● WHAT THIS TASK INVOLVES: Look through the listing below and report how many lines contain "title", as a bare number.

EXTRACTED INFORMATION start

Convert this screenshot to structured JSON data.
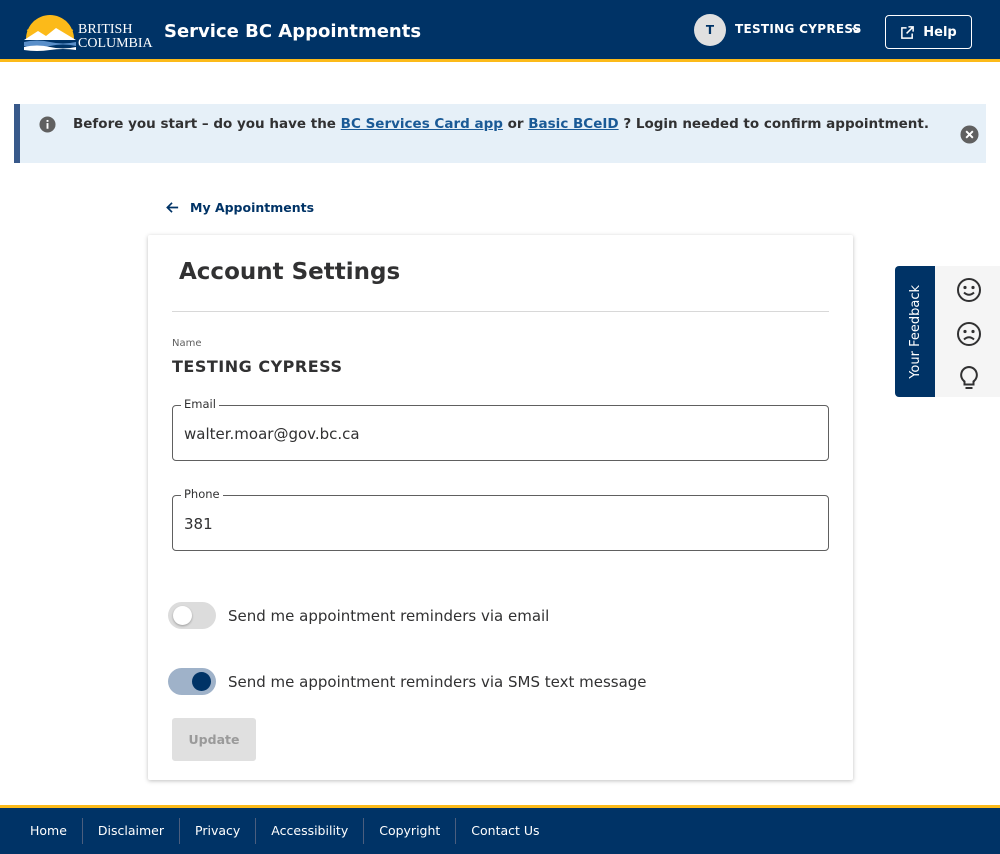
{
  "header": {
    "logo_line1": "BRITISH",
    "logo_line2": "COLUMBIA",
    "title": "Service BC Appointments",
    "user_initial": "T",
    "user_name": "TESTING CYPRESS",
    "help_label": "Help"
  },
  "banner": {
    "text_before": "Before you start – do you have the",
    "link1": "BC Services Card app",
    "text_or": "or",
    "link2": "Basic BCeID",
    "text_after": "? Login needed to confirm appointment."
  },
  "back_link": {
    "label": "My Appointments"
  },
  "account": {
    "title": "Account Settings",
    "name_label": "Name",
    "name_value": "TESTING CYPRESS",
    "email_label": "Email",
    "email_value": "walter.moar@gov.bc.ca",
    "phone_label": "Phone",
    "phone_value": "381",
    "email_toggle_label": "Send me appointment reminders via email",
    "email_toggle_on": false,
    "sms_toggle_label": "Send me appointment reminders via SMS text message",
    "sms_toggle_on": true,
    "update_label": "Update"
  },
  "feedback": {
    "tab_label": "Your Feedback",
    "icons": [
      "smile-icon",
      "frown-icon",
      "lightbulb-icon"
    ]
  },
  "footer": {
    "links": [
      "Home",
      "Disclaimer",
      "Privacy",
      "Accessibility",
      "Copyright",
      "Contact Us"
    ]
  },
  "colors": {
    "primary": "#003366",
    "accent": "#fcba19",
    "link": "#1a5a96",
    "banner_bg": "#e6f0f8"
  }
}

EXTRACTED INFORMATION end
EXTRACTED INFORMATION start

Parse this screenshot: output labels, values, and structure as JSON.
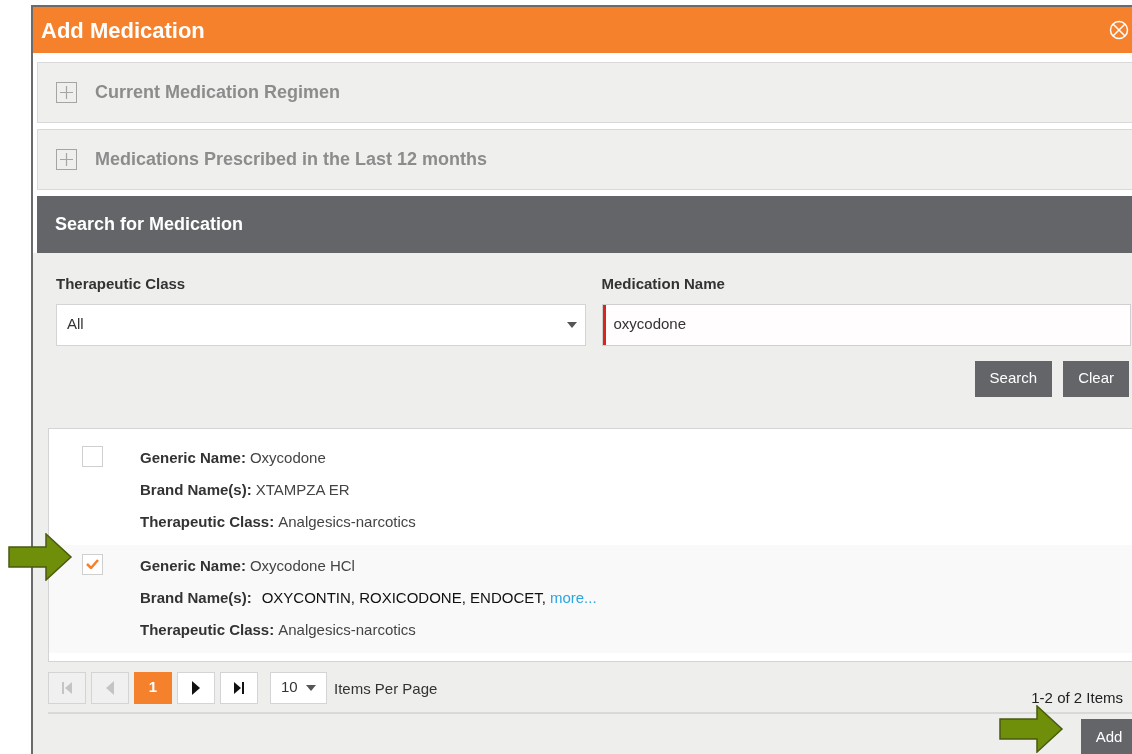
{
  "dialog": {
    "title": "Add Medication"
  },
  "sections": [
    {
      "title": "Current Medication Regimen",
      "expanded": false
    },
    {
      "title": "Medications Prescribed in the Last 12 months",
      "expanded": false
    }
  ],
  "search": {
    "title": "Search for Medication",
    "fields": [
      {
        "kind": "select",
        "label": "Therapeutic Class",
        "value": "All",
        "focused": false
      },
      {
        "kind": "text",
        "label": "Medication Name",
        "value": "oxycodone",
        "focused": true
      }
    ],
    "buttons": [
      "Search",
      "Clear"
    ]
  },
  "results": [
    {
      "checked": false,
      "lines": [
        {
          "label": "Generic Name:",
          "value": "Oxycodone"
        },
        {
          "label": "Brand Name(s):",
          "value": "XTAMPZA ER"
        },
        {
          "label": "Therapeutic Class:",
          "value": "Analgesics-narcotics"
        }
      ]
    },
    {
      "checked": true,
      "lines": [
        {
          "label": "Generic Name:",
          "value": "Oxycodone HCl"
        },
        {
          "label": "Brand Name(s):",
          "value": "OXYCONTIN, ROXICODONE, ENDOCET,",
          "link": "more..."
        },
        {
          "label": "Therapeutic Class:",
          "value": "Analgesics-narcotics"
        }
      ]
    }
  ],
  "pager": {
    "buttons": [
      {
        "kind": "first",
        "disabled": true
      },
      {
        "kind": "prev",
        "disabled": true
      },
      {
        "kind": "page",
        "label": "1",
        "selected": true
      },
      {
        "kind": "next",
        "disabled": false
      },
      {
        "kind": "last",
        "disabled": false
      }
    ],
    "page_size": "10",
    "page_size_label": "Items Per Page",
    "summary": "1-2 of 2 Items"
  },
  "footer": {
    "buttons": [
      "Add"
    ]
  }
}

EXTRACTED INFORMATION end
EXTRACTED INFORMATION start

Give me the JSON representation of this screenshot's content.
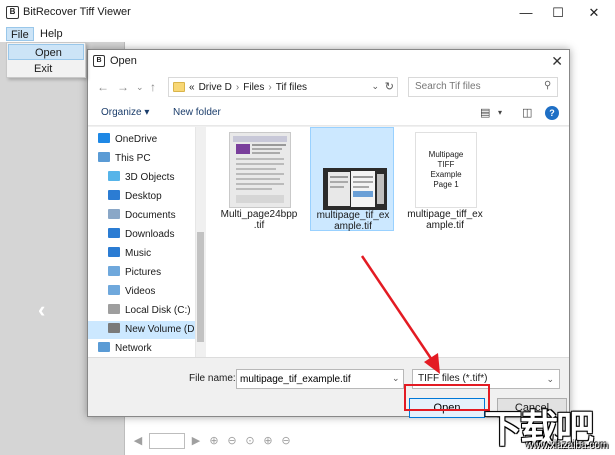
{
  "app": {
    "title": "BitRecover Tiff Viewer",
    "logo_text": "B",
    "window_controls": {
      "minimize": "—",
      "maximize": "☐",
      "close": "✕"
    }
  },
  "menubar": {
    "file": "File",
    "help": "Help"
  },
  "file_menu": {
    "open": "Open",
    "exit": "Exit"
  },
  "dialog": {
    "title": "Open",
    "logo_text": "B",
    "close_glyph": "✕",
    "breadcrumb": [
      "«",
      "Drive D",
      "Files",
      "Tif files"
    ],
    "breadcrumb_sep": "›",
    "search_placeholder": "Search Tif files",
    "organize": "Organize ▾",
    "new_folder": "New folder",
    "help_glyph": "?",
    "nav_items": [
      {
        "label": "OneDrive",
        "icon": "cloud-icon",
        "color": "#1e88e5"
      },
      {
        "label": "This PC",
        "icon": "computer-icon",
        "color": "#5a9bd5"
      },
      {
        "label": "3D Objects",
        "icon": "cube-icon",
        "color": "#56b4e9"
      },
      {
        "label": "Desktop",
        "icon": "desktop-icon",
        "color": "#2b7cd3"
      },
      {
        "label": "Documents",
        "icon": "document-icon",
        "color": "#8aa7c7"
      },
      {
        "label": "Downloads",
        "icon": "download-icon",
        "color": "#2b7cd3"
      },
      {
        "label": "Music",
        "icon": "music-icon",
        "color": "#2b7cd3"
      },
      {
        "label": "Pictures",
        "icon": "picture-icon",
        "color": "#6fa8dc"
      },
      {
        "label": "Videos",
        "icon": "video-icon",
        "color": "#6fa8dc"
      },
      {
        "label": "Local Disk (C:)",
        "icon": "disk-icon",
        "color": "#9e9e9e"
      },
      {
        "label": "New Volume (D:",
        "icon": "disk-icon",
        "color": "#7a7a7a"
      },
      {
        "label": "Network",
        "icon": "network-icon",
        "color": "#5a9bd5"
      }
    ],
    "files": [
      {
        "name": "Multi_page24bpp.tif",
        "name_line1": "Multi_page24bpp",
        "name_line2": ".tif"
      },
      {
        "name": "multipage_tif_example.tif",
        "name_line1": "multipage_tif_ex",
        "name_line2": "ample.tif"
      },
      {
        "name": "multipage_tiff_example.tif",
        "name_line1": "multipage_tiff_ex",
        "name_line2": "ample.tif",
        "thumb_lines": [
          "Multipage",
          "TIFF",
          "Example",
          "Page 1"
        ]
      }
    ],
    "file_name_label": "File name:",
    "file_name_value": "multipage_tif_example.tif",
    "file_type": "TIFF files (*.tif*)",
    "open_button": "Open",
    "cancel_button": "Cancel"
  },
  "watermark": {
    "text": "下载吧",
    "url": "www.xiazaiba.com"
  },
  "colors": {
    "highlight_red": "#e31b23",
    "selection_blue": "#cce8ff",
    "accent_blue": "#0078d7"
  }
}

EXTRACTED INFORMATION end

● TASK OUTPUT: 8